── Record excerpts ──

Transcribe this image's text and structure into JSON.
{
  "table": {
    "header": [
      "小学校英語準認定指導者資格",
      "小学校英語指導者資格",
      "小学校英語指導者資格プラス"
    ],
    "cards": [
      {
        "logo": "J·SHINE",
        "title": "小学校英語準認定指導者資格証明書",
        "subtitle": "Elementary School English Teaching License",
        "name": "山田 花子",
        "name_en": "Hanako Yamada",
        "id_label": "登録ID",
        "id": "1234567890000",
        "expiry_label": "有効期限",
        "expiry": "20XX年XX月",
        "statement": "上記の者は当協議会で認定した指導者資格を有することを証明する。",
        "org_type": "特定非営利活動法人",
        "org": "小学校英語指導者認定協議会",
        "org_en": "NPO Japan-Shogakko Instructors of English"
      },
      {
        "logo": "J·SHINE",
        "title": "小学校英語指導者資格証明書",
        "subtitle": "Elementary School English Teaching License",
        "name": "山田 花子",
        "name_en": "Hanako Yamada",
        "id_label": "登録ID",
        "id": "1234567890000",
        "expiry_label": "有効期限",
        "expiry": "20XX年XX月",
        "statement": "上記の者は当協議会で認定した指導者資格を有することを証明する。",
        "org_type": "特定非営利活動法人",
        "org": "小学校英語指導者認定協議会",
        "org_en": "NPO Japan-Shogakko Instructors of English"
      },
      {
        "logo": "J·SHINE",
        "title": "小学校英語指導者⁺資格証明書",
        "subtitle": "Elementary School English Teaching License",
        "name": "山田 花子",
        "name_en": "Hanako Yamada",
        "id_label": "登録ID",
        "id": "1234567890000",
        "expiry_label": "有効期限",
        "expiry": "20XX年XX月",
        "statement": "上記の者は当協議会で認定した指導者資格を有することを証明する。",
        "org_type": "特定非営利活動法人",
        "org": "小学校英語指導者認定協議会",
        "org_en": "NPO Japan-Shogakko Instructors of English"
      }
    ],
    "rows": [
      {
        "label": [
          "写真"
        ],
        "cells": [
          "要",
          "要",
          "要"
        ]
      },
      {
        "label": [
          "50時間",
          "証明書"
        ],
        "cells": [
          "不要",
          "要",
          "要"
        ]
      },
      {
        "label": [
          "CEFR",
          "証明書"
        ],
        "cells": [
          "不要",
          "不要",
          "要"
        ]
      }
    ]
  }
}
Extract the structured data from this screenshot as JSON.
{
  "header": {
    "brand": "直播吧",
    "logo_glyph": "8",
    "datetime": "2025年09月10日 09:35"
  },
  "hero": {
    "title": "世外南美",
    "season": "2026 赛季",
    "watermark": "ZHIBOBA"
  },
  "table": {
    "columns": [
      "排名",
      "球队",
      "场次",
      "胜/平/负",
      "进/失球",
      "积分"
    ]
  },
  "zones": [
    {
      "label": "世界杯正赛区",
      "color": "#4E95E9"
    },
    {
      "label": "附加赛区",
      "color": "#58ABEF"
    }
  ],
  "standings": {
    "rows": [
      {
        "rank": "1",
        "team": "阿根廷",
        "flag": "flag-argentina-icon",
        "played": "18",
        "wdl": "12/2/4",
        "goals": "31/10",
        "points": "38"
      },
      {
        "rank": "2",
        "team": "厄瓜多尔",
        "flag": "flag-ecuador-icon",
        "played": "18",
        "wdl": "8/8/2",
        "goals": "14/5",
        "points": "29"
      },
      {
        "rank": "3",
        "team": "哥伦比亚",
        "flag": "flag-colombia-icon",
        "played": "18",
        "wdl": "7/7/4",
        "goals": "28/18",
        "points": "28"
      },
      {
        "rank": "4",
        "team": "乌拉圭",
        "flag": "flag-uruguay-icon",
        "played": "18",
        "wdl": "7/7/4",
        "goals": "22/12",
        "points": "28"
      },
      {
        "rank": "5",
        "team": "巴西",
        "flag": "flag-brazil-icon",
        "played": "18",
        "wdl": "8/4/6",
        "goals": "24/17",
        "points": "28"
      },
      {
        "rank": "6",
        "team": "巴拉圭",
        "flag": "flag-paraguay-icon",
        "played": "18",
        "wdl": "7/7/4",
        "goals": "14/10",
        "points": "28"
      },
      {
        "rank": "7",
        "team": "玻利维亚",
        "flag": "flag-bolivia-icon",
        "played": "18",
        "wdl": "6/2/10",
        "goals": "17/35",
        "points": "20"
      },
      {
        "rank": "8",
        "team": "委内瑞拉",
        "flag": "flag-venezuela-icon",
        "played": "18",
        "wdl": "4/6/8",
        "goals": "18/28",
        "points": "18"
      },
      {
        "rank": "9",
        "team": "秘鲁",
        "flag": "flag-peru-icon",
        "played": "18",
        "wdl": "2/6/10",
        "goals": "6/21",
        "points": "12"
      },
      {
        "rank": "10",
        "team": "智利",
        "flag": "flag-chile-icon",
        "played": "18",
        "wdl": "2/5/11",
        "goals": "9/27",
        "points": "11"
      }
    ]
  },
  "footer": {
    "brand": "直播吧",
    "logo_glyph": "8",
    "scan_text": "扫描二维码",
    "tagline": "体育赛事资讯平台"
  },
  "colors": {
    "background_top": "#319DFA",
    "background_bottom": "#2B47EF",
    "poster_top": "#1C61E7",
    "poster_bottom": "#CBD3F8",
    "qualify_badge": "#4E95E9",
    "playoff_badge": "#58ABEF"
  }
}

───

- _Set task_: In full and verbatim, repeat the records given above.

- _Output_:
Transcribe this image's text and structure into JSON.
{
  "table": {
    "header": [
      "小学校英語準認定指導者資格",
      "小学校英語指導者資格",
      "小学校英語指導者資格プラス"
    ],
    "cards": [
      {
        "logo": "J·SHINE",
        "title": "小学校英語準認定指導者資格証明書",
        "subtitle": "Elementary School English Teaching License",
        "name": "山田 花子",
        "name_en": "Hanako Yamada",
        "id_label": "登録ID",
        "id": "1234567890000",
        "expiry_label": "有効期限",
        "expiry": "20XX年XX月",
        "statement": "上記の者は当協議会で認定した指導者資格を有することを証明する。",
        "org_type": "特定非営利活動法人",
        "org": "小学校英語指導者認定協議会",
        "org_en": "NPO Japan-Shogakko Instructors of English"
      },
      {
        "logo": "J·SHINE",
        "title": "小学校英語指導者資格証明書",
        "subtitle": "Elementary School English Teaching License",
        "name": "山田 花子",
        "name_en": "Hanako Yamada",
        "id_label": "登録ID",
        "id": "1234567890000",
        "expiry_label": "有効期限",
        "expiry": "20XX年XX月",
        "statement": "上記の者は当協議会で認定した指導者資格を有することを証明する。",
        "org_type": "特定非営利活動法人",
        "org": "小学校英語指導者認定協議会",
        "org_en": "NPO Japan-Shogakko Instructors of English"
      },
      {
        "logo": "J·SHINE",
        "title": "小学校英語指導者⁺資格証明書",
        "subtitle": "Elementary School English Teaching License",
        "name": "山田 花子",
        "name_en": "Hanako Yamada",
        "id_label": "登録ID",
        "id": "1234567890000",
        "expiry_label": "有効期限",
        "expiry": "20XX年XX月",
        "statement": "上記の者は当協議会で認定した指導者資格を有することを証明する。",
        "org_type": "特定非営利活動法人",
        "org": "小学校英語指導者認定協議会",
        "org_en": "NPO Japan-Shogakko Instructors of English"
      }
    ],
    "rows": [
      {
        "label": [
          "写真"
        ],
        "cells": [
          "要",
          "要",
          "要"
        ]
      },
      {
        "label": [
          "50時間",
          "証明書"
        ],
        "cells": [
          "不要",
          "要",
          "要"
        ]
      },
      {
        "label": [
          "CEFR",
          "証明書"
        ],
        "cells": [
          "不要",
          "不要",
          "要"
        ]
      }
    ]
  }
}
Extract the structured data from this screenshot as JSON.
{
  "header": {
    "brand": "直播吧",
    "logo_glyph": "8",
    "datetime": "2025年09月10日 09:35"
  },
  "hero": {
    "title": "世外南美",
    "season": "2026 赛季",
    "watermark": "ZHIBOBA"
  },
  "table": {
    "columns": [
      "排名",
      "球队",
      "场次",
      "胜/平/负",
      "进/失球",
      "积分"
    ]
  },
  "zones": [
    {
      "label": "世界杯正赛区",
      "color": "#4E95E9"
    },
    {
      "label": "附加赛区",
      "color": "#58ABEF"
    }
  ],
  "standings": {
    "rows": [
      {
        "rank": "1",
        "team": "阿根廷",
        "flag": "flag-argentina-icon",
        "played": "18",
        "wdl": "12/2/4",
        "goals": "31/10",
        "points": "38"
      },
      {
        "rank": "2",
        "team": "厄瓜多尔",
        "flag": "flag-ecuador-icon",
        "played": "18",
        "wdl": "8/8/2",
        "goals": "14/5",
        "points": "29"
      },
      {
        "rank": "3",
        "team": "哥伦比亚",
        "flag": "flag-colombia-icon",
        "played": "18",
        "wdl": "7/7/4",
        "goals": "28/18",
        "points": "28"
      },
      {
        "rank": "4",
        "team": "乌拉圭",
        "flag": "flag-uruguay-icon",
        "played": "18",
        "wdl": "7/7/4",
        "goals": "22/12",
        "points": "28"
      },
      {
        "rank": "5",
        "team": "巴西",
        "flag": "flag-brazil-icon",
        "played": "18",
        "wdl": "8/4/6",
        "goals": "24/17",
        "points": "28"
      },
      {
        "rank": "6",
        "team": "巴拉圭",
        "flag": "flag-paraguay-icon",
        "played": "18",
        "wdl": "7/7/4",
        "goals": "14/10",
        "points": "28"
      },
      {
        "rank": "7",
        "team": "玻利维亚",
        "flag": "flag-bolivia-icon",
        "played": "18",
        "wdl": "6/2/10",
        "goals": "17/35",
        "points": "20"
      },
      {
        "rank": "8",
        "team": "委内瑞拉",
        "flag": "flag-venezuela-icon",
        "played": "18",
        "wdl": "4/6/8",
        "goals": "18/28",
        "points": "18"
      },
      {
        "rank": "9",
        "team": "秘鲁",
        "flag": "flag-peru-icon",
        "played": "18",
        "wdl": "2/6/10",
        "goals": "6/21",
        "points": "12"
      },
      {
        "rank": "10",
        "team": "智利",
        "flag": "flag-chile-icon",
        "played": "18",
        "wdl": "2/5/11",
        "goals": "9/27",
        "points": "11"
      }
    ]
  },
  "footer": {
    "brand": "直播吧",
    "logo_glyph": "8",
    "scan_text": "扫描二维码",
    "tagline": "体育赛事资讯平台"
  },
  "colors": {
    "background_top": "#319DFA",
    "background_bottom": "#2B47EF",
    "poster_top": "#1C61E7",
    "poster_bottom": "#CBD3F8",
    "qualify_badge": "#4E95E9",
    "playoff_badge": "#58ABEF"
  }
}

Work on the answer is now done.